Stored records:
"""

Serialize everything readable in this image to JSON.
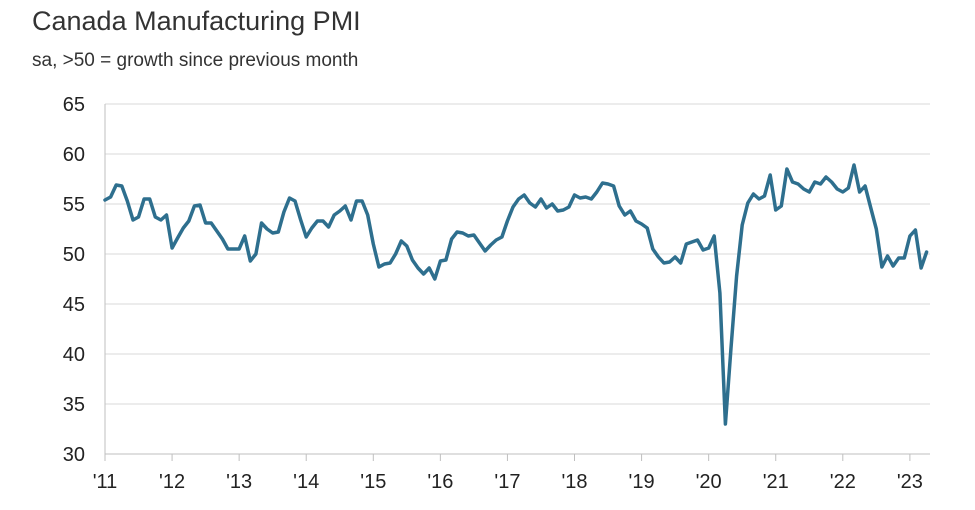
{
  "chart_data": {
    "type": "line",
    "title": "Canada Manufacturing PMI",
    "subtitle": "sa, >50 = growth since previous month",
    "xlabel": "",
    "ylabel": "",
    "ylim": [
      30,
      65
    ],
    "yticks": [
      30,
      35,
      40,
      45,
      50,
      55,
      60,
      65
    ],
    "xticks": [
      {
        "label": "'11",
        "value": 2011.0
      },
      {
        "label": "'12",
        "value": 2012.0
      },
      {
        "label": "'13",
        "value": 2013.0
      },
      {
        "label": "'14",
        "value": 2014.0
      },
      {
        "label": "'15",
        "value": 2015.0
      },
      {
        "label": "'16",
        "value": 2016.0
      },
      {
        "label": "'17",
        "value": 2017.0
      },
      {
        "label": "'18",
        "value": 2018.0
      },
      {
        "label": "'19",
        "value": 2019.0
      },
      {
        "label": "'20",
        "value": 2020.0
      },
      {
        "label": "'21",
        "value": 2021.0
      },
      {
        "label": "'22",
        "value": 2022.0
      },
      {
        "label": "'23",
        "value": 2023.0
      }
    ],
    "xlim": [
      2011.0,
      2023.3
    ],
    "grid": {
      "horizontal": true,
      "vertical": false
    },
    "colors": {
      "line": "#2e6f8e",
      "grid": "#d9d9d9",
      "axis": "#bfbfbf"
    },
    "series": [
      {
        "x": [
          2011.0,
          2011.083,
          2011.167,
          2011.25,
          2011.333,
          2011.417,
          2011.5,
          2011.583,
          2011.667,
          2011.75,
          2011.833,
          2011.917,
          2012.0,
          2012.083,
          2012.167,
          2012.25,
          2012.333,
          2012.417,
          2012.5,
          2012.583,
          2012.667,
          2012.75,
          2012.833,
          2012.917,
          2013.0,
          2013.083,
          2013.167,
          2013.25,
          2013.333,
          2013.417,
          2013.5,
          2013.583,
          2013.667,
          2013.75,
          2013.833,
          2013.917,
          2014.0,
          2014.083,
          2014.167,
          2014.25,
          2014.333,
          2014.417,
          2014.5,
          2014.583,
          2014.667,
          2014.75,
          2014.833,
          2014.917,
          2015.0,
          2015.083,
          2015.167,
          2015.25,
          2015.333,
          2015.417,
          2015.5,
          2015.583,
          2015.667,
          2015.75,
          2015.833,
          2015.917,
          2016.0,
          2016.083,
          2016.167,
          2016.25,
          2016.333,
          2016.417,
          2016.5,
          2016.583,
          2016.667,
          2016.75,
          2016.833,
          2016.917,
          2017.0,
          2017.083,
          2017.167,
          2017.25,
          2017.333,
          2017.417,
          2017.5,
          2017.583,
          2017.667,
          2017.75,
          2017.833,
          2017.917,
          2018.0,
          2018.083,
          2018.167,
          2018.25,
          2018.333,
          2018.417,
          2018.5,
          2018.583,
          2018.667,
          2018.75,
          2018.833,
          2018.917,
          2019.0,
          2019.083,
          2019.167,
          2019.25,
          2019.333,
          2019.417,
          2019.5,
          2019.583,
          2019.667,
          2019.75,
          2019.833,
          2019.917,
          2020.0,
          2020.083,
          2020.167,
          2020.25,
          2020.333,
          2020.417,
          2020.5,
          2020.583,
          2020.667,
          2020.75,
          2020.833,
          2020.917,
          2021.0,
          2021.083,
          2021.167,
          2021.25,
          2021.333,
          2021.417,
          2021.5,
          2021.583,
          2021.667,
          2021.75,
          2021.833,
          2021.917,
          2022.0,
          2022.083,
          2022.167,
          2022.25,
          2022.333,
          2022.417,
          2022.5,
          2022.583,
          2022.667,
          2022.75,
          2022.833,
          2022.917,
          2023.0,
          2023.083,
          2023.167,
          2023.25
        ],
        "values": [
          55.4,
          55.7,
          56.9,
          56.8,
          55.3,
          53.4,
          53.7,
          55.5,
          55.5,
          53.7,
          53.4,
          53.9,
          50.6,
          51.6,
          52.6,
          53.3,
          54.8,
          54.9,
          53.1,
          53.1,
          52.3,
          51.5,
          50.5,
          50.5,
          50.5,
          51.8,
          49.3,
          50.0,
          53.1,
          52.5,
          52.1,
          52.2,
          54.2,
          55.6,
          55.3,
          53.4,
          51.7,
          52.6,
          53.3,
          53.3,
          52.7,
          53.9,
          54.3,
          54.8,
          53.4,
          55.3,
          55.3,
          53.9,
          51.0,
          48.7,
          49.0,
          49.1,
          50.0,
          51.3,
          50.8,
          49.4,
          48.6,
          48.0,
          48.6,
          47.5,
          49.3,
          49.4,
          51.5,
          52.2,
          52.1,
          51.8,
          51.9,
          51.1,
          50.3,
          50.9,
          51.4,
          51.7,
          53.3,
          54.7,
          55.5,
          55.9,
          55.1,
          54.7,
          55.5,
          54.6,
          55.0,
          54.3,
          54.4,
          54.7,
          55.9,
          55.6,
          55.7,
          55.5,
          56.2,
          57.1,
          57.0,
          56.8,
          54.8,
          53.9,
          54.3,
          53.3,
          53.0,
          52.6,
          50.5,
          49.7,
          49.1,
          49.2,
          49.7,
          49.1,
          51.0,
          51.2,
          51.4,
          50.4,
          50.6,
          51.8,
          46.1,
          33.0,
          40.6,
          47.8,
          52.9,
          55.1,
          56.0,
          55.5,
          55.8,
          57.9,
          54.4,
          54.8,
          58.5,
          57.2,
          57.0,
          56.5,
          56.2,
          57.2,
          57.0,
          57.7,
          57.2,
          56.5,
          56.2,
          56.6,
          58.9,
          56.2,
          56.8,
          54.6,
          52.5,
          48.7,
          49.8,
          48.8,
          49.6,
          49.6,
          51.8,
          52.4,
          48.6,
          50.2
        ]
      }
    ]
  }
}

"""

### Task to carry out
Transcribe every entry above exactly. Omit all pictures.

### Output of the task
Serialize everything readable in this image to JSON.
{
  "chart_data": {
    "type": "line",
    "title": "Canada Manufacturing PMI",
    "subtitle": "sa, >50 = growth since previous month",
    "xlabel": "",
    "ylabel": "",
    "ylim": [
      30,
      65
    ],
    "yticks": [
      30,
      35,
      40,
      45,
      50,
      55,
      60,
      65
    ],
    "xticks": [
      {
        "label": "'11",
        "value": 2011.0
      },
      {
        "label": "'12",
        "value": 2012.0
      },
      {
        "label": "'13",
        "value": 2013.0
      },
      {
        "label": "'14",
        "value": 2014.0
      },
      {
        "label": "'15",
        "value": 2015.0
      },
      {
        "label": "'16",
        "value": 2016.0
      },
      {
        "label": "'17",
        "value": 2017.0
      },
      {
        "label": "'18",
        "value": 2018.0
      },
      {
        "label": "'19",
        "value": 2019.0
      },
      {
        "label": "'20",
        "value": 2020.0
      },
      {
        "label": "'21",
        "value": 2021.0
      },
      {
        "label": "'22",
        "value": 2022.0
      },
      {
        "label": "'23",
        "value": 2023.0
      }
    ],
    "xlim": [
      2011.0,
      2023.3
    ],
    "grid": {
      "horizontal": true,
      "vertical": false
    },
    "colors": {
      "line": "#2e6f8e",
      "grid": "#d9d9d9",
      "axis": "#bfbfbf"
    },
    "series": [
      {
        "x": [
          2011.0,
          2011.083,
          2011.167,
          2011.25,
          2011.333,
          2011.417,
          2011.5,
          2011.583,
          2011.667,
          2011.75,
          2011.833,
          2011.917,
          2012.0,
          2012.083,
          2012.167,
          2012.25,
          2012.333,
          2012.417,
          2012.5,
          2012.583,
          2012.667,
          2012.75,
          2012.833,
          2012.917,
          2013.0,
          2013.083,
          2013.167,
          2013.25,
          2013.333,
          2013.417,
          2013.5,
          2013.583,
          2013.667,
          2013.75,
          2013.833,
          2013.917,
          2014.0,
          2014.083,
          2014.167,
          2014.25,
          2014.333,
          2014.417,
          2014.5,
          2014.583,
          2014.667,
          2014.75,
          2014.833,
          2014.917,
          2015.0,
          2015.083,
          2015.167,
          2015.25,
          2015.333,
          2015.417,
          2015.5,
          2015.583,
          2015.667,
          2015.75,
          2015.833,
          2015.917,
          2016.0,
          2016.083,
          2016.167,
          2016.25,
          2016.333,
          2016.417,
          2016.5,
          2016.583,
          2016.667,
          2016.75,
          2016.833,
          2016.917,
          2017.0,
          2017.083,
          2017.167,
          2017.25,
          2017.333,
          2017.417,
          2017.5,
          2017.583,
          2017.667,
          2017.75,
          2017.833,
          2017.917,
          2018.0,
          2018.083,
          2018.167,
          2018.25,
          2018.333,
          2018.417,
          2018.5,
          2018.583,
          2018.667,
          2018.75,
          2018.833,
          2018.917,
          2019.0,
          2019.083,
          2019.167,
          2019.25,
          2019.333,
          2019.417,
          2019.5,
          2019.583,
          2019.667,
          2019.75,
          2019.833,
          2019.917,
          2020.0,
          2020.083,
          2020.167,
          2020.25,
          2020.333,
          2020.417,
          2020.5,
          2020.583,
          2020.667,
          2020.75,
          2020.833,
          2020.917,
          2021.0,
          2021.083,
          2021.167,
          2021.25,
          2021.333,
          2021.417,
          2021.5,
          2021.583,
          2021.667,
          2021.75,
          2021.833,
          2021.917,
          2022.0,
          2022.083,
          2022.167,
          2022.25,
          2022.333,
          2022.417,
          2022.5,
          2022.583,
          2022.667,
          2022.75,
          2022.833,
          2022.917,
          2023.0,
          2023.083,
          2023.167,
          2023.25
        ],
        "values": [
          55.4,
          55.7,
          56.9,
          56.8,
          55.3,
          53.4,
          53.7,
          55.5,
          55.5,
          53.7,
          53.4,
          53.9,
          50.6,
          51.6,
          52.6,
          53.3,
          54.8,
          54.9,
          53.1,
          53.1,
          52.3,
          51.5,
          50.5,
          50.5,
          50.5,
          51.8,
          49.3,
          50.0,
          53.1,
          52.5,
          52.1,
          52.2,
          54.2,
          55.6,
          55.3,
          53.4,
          51.7,
          52.6,
          53.3,
          53.3,
          52.7,
          53.9,
          54.3,
          54.8,
          53.4,
          55.3,
          55.3,
          53.9,
          51.0,
          48.7,
          49.0,
          49.1,
          50.0,
          51.3,
          50.8,
          49.4,
          48.6,
          48.0,
          48.6,
          47.5,
          49.3,
          49.4,
          51.5,
          52.2,
          52.1,
          51.8,
          51.9,
          51.1,
          50.3,
          50.9,
          51.4,
          51.7,
          53.3,
          54.7,
          55.5,
          55.9,
          55.1,
          54.7,
          55.5,
          54.6,
          55.0,
          54.3,
          54.4,
          54.7,
          55.9,
          55.6,
          55.7,
          55.5,
          56.2,
          57.1,
          57.0,
          56.8,
          54.8,
          53.9,
          54.3,
          53.3,
          53.0,
          52.6,
          50.5,
          49.7,
          49.1,
          49.2,
          49.7,
          49.1,
          51.0,
          51.2,
          51.4,
          50.4,
          50.6,
          51.8,
          46.1,
          33.0,
          40.6,
          47.8,
          52.9,
          55.1,
          56.0,
          55.5,
          55.8,
          57.9,
          54.4,
          54.8,
          58.5,
          57.2,
          57.0,
          56.5,
          56.2,
          57.2,
          57.0,
          57.7,
          57.2,
          56.5,
          56.2,
          56.6,
          58.9,
          56.2,
          56.8,
          54.6,
          52.5,
          48.7,
          49.8,
          48.8,
          49.6,
          49.6,
          51.8,
          52.4,
          48.6,
          50.2
        ]
      }
    ]
  }
}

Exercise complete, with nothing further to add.